WHAT IS ASKED
Print all entries word for word.

-- start --

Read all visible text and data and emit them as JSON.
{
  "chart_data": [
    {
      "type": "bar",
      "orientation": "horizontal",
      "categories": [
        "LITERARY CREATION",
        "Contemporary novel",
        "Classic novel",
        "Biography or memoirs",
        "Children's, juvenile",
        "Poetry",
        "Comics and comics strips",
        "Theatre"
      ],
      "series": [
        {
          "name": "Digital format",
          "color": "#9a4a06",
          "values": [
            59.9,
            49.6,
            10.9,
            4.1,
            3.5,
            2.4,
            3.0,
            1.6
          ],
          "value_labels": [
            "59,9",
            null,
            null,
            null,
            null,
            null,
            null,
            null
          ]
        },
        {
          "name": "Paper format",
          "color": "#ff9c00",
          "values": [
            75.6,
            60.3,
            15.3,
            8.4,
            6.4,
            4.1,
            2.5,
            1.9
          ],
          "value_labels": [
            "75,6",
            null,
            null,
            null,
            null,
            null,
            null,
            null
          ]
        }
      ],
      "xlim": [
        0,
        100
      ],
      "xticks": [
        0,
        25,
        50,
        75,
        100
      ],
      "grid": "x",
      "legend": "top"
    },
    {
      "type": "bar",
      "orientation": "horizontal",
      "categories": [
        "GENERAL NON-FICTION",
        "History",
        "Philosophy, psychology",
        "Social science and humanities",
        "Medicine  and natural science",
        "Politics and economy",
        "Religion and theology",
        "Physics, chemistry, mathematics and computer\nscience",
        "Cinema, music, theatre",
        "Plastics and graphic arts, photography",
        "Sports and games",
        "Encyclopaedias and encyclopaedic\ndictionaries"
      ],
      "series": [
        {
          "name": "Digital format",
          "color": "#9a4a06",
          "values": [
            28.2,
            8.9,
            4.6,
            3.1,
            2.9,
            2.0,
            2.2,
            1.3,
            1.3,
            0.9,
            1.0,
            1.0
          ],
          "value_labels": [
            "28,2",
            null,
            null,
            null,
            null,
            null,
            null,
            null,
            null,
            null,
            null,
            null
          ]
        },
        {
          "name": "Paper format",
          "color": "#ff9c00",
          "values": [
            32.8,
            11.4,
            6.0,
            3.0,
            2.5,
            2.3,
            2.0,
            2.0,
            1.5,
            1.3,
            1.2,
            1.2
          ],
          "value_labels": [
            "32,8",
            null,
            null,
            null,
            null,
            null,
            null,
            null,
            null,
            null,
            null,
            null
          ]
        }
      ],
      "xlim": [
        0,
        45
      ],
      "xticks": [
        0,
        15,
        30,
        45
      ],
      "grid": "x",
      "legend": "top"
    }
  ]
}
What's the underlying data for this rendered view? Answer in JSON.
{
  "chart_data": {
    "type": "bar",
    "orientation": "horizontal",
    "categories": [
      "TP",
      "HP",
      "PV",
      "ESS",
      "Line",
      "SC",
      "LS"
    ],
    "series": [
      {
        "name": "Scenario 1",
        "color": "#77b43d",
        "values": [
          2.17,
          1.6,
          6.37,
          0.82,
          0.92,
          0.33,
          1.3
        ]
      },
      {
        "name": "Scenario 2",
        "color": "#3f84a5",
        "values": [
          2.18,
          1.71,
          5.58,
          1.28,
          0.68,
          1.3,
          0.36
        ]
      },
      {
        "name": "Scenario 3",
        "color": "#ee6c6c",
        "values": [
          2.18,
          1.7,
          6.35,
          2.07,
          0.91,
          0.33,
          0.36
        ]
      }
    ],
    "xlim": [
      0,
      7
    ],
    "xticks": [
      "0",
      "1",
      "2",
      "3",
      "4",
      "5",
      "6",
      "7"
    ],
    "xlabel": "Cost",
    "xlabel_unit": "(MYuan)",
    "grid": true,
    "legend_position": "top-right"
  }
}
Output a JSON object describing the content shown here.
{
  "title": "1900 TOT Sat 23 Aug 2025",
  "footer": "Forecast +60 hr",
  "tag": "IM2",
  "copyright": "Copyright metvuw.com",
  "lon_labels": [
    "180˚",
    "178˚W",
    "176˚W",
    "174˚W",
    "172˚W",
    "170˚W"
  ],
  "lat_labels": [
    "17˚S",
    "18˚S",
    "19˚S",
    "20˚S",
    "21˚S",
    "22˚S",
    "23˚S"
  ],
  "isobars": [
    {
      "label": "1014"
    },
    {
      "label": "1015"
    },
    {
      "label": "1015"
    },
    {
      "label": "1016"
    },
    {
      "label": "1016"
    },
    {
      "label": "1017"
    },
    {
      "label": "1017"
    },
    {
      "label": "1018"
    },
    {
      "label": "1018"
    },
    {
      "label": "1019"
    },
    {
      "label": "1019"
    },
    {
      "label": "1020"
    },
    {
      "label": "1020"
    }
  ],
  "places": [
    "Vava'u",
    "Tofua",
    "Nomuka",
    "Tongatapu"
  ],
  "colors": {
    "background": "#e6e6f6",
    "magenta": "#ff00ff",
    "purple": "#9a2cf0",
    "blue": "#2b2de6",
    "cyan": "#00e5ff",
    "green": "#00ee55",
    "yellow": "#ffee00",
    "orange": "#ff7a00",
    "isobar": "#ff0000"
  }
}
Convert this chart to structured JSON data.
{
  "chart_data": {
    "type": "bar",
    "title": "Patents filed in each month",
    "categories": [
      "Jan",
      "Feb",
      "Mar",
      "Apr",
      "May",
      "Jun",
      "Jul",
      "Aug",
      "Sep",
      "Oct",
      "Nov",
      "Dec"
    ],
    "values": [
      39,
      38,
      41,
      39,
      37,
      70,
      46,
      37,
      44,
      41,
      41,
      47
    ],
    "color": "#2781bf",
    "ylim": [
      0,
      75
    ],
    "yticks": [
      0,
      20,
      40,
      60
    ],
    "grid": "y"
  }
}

-- end --

SOLUTION TO THIS EXERCISE
Read all visible text and data and emit them as JSON.
{
  "chart_data": [
    {
      "type": "bar",
      "orientation": "horizontal",
      "categories": [
        "LITERARY CREATION",
        "Contemporary novel",
        "Classic novel",
        "Biography or memoirs",
        "Children's, juvenile",
        "Poetry",
        "Comics and comics strips",
        "Theatre"
      ],
      "series": [
        {
          "name": "Digital format",
          "color": "#9a4a06",
          "values": [
            59.9,
            49.6,
            10.9,
            4.1,
            3.5,
            2.4,
            3.0,
            1.6
          ],
          "value_labels": [
            "59,9",
            null,
            null,
            null,
            null,
            null,
            null,
            null
          ]
        },
        {
          "name": "Paper format",
          "color": "#ff9c00",
          "values": [
            75.6,
            60.3,
            15.3,
            8.4,
            6.4,
            4.1,
            2.5,
            1.9
          ],
          "value_labels": [
            "75,6",
            null,
            null,
            null,
            null,
            null,
            null,
            null
          ]
        }
      ],
      "xlim": [
        0,
        100
      ],
      "xticks": [
        0,
        25,
        50,
        75,
        100
      ],
      "grid": "x",
      "legend": "top"
    },
    {
      "type": "bar",
      "orientation": "horizontal",
      "categories": [
        "GENERAL NON-FICTION",
        "History",
        "Philosophy, psychology",
        "Social science and humanities",
        "Medicine  and natural science",
        "Politics and economy",
        "Religion and theology",
        "Physics, chemistry, mathematics and computer\nscience",
        "Cinema, music, theatre",
        "Plastics and graphic arts, photography",
        "Sports and games",
        "Encyclopaedias and encyclopaedic\ndictionaries"
      ],
      "series": [
        {
          "name": "Digital format",
          "color": "#9a4a06",
          "values": [
            28.2,
            8.9,
            4.6,
            3.1,
            2.9,
            2.0,
            2.2,
            1.3,
            1.3,
            0.9,
            1.0,
            1.0
          ],
          "value_labels": [
            "28,2",
            null,
            null,
            null,
            null,
            null,
            null,
            null,
            null,
            null,
            null,
            null
          ]
        },
        {
          "name": "Paper format",
          "color": "#ff9c00",
          "values": [
            32.8,
            11.4,
            6.0,
            3.0,
            2.5,
            2.3,
            2.0,
            2.0,
            1.5,
            1.3,
            1.2,
            1.2
          ],
          "value_labels": [
            "32,8",
            null,
            null,
            null,
            null,
            null,
            null,
            null,
            null,
            null,
            null,
            null
          ]
        }
      ],
      "xlim": [
        0,
        45
      ],
      "xticks": [
        0,
        15,
        30,
        45
      ],
      "grid": "x",
      "legend": "top"
    }
  ]
}
What's the underlying data for this rendered view? Answer in JSON.
{
  "chart_data": {
    "type": "bar",
    "orientation": "horizontal",
    "categories": [
      "TP",
      "HP",
      "PV",
      "ESS",
      "Line",
      "SC",
      "LS"
    ],
    "series": [
      {
        "name": "Scenario 1",
        "color": "#77b43d",
        "values": [
          2.17,
          1.6,
          6.37,
          0.82,
          0.92,
          0.33,
          1.3
        ]
      },
      {
        "name": "Scenario 2",
        "color": "#3f84a5",
        "values": [
          2.18,
          1.71,
          5.58,
          1.28,
          0.68,
          1.3,
          0.36
        ]
      },
      {
        "name": "Scenario 3",
        "color": "#ee6c6c",
        "values": [
          2.18,
          1.7,
          6.35,
          2.07,
          0.91,
          0.33,
          0.36
        ]
      }
    ],
    "xlim": [
      0,
      7
    ],
    "xticks": [
      "0",
      "1",
      "2",
      "3",
      "4",
      "5",
      "6",
      "7"
    ],
    "xlabel": "Cost",
    "xlabel_unit": "(MYuan)",
    "grid": true,
    "legend_position": "top-right"
  }
}
Output a JSON object describing the content shown here.
{
  "title": "1900 TOT Sat 23 Aug 2025",
  "footer": "Forecast +60 hr",
  "tag": "IM2",
  "copyright": "Copyright metvuw.com",
  "lon_labels": [
    "180˚",
    "178˚W",
    "176˚W",
    "174˚W",
    "172˚W",
    "170˚W"
  ],
  "lat_labels": [
    "17˚S",
    "18˚S",
    "19˚S",
    "20˚S",
    "21˚S",
    "22˚S",
    "23˚S"
  ],
  "isobars": [
    {
      "label": "1014"
    },
    {
      "label": "1015"
    },
    {
      "label": "1015"
    },
    {
      "label": "1016"
    },
    {
      "label": "1016"
    },
    {
      "label": "1017"
    },
    {
      "label": "1017"
    },
    {
      "label": "1018"
    },
    {
      "label": "1018"
    },
    {
      "label": "1019"
    },
    {
      "label": "1019"
    },
    {
      "label": "1020"
    },
    {
      "label": "1020"
    }
  ],
  "places": [
    "Vava'u",
    "Tofua",
    "Nomuka",
    "Tongatapu"
  ],
  "colors": {
    "background": "#e6e6f6",
    "magenta": "#ff00ff",
    "purple": "#9a2cf0",
    "blue": "#2b2de6",
    "cyan": "#00e5ff",
    "green": "#00ee55",
    "yellow": "#ffee00",
    "orange": "#ff7a00",
    "isobar": "#ff0000"
  }
}
Convert this chart to structured JSON data.
{
  "chart_data": {
    "type": "bar",
    "title": "Patents filed in each month",
    "categories": [
      "Jan",
      "Feb",
      "Mar",
      "Apr",
      "May",
      "Jun",
      "Jul",
      "Aug",
      "Sep",
      "Oct",
      "Nov",
      "Dec"
    ],
    "values": [
      39,
      38,
      41,
      39,
      37,
      70,
      46,
      37,
      44,
      41,
      41,
      47
    ],
    "color": "#2781bf",
    "ylim": [
      0,
      75
    ],
    "yticks": [
      0,
      20,
      40,
      60
    ],
    "grid": "y"
  }
}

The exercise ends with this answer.